##### RECORDS TO USE

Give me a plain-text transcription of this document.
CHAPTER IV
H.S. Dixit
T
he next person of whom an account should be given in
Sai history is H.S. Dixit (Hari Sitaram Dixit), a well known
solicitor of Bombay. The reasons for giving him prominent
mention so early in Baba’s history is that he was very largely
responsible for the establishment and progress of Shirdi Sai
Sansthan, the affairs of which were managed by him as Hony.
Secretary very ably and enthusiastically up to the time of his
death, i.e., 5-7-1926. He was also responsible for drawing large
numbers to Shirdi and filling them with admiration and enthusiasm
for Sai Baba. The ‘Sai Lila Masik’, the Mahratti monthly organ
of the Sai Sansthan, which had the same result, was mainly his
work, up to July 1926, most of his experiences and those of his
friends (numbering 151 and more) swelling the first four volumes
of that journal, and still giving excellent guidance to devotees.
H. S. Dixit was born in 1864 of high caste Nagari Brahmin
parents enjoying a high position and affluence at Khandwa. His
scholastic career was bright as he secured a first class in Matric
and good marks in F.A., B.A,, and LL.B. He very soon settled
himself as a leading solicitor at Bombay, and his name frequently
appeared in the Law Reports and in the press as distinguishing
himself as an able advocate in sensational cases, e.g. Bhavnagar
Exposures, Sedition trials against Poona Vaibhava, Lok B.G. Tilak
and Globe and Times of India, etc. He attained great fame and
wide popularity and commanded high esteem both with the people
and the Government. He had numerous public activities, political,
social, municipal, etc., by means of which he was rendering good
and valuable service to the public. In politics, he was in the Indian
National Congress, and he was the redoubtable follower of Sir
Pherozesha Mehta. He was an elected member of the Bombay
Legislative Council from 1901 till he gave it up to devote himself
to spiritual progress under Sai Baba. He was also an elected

##########

EXERCISE DESCRIPTION: Transcribe every entry exactly, omitting nothing.

RESPONSE:
Give me a plain-text transcription of this document.
CHAPTER IV
H.S. Dixit
T
he next person of whom an account should be given in
Sai history is H.S. Dixit (Hari Sitaram Dixit), a well known
solicitor of Bombay. The reasons for giving him prominent
mention so early in Baba’s history is that he was very largely
responsible for the establishment and progress of Shirdi Sai
Sansthan, the affairs of which were managed by him as Hony.
Secretary very ably and enthusiastically up to the time of his
death, i.e., 5-7-1926. He was also responsible for drawing large
numbers to Shirdi and filling them with admiration and enthusiasm
for Sai Baba. The ‘Sai Lila Masik’, the Mahratti monthly organ
of the Sai Sansthan, which had the same result, was mainly his
work, up to July 1926, most of his experiences and those of his
friends (numbering 151 and more) swelling the first four volumes
of that journal, and still giving excellent guidance to devotees.
H. S. Dixit was born in 1864 of high caste Nagari Brahmin
parents enjoying a high position and affluence at Khandwa. His
scholastic career was bright as he secured a first class in Matric
and good marks in F.A., B.A,, and LL.B. He very soon settled
himself as a leading solicitor at Bombay, and his name frequently
appeared in the Law Reports and in the press as distinguishing
himself as an able advocate in sensational cases, e.g. Bhavnagar
Exposures, Sedition trials against Poona Vaibhava, Lok B.G. Tilak
and Globe and Times of India, etc. He attained great fame and
wide popularity and commanded high esteem both with the people
and the Government. He had numerous public activities, political,
social, municipal, etc., by means of which he was rendering good
and valuable service to the public. In politics, he was in the Indian
National Congress, and he was the redoubtable follower of Sir
Pherozesha Mehta. He was an elected member of the Bombay
Legislative Council from 1901 till he gave it up to devote himself
to spiritual progress under Sai Baba. He was also an elected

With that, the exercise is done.